(Records about charts and figures)
>> Start

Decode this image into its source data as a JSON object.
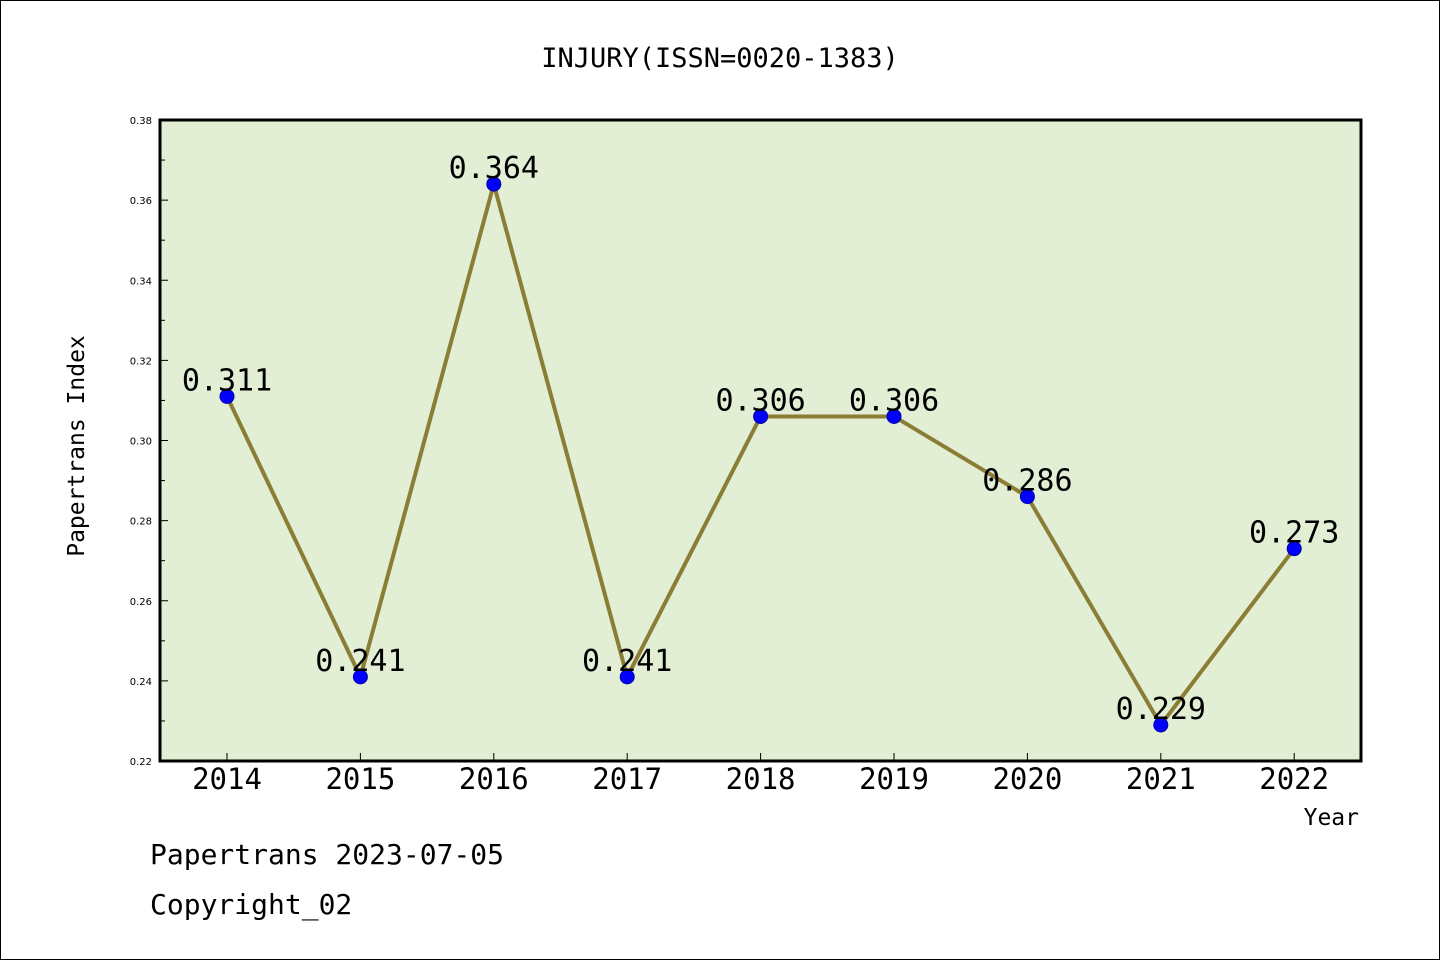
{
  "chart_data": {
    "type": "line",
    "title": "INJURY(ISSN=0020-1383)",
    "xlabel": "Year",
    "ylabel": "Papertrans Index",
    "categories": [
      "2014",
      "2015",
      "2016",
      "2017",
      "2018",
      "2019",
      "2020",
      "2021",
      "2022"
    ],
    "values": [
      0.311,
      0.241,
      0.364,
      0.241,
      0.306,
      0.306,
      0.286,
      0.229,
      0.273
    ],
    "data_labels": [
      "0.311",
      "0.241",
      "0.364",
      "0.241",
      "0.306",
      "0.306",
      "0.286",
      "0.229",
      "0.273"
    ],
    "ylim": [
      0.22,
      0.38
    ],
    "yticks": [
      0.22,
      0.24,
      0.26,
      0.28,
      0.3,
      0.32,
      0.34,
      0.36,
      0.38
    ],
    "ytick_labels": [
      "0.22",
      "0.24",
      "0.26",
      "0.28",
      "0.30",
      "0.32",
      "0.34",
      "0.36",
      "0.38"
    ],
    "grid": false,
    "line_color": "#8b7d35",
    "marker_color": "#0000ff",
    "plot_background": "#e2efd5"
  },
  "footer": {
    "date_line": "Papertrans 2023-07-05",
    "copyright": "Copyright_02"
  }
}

>> End
>> Start

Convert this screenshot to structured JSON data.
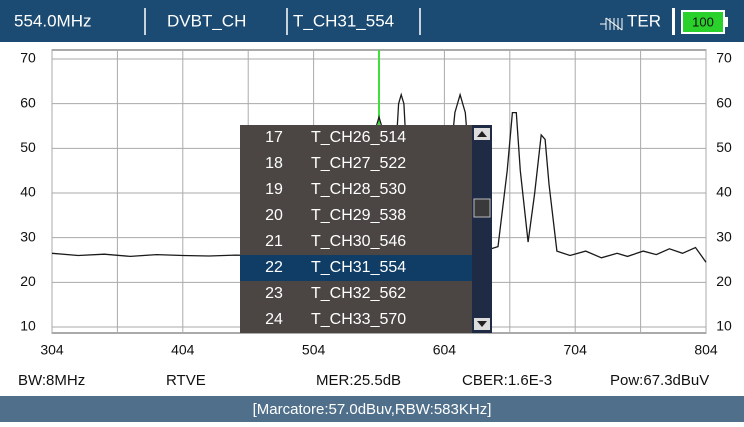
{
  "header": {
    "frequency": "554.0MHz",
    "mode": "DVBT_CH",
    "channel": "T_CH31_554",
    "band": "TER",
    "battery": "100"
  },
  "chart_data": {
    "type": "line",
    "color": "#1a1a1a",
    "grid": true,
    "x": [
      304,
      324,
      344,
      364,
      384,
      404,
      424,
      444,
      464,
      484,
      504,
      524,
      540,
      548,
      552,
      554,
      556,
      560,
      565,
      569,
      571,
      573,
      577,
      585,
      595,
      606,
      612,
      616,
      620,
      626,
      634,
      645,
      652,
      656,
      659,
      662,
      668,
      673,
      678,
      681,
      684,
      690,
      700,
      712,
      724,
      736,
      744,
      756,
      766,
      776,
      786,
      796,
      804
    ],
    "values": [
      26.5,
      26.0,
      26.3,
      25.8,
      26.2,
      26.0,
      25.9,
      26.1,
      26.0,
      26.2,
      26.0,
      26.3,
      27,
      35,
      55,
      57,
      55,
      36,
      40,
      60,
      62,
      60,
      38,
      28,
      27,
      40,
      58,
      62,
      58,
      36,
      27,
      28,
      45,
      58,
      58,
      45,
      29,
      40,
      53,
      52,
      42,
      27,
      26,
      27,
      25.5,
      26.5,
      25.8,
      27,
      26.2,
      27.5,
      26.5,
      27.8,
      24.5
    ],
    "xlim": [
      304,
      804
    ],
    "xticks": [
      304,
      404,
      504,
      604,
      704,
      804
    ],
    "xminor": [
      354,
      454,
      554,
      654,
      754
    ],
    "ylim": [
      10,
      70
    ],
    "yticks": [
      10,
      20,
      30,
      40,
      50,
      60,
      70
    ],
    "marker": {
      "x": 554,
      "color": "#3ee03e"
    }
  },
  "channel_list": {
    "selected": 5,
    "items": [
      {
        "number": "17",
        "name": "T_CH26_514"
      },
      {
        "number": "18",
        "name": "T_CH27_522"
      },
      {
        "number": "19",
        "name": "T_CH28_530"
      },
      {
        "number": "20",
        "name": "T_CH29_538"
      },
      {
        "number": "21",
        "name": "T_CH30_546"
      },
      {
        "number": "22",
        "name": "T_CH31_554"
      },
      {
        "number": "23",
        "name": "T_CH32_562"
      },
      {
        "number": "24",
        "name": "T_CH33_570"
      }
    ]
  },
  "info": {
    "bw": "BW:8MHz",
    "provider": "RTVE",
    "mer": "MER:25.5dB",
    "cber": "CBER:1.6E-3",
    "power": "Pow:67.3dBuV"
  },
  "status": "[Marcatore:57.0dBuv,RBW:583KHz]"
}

>> End

- [Direction]: From the data above, copy each line that holds "Papertrans".

- [Answer for the task]:
    "ylabel": "Papertrans Index",
    "date_line": "Papertrans 2023-07-05",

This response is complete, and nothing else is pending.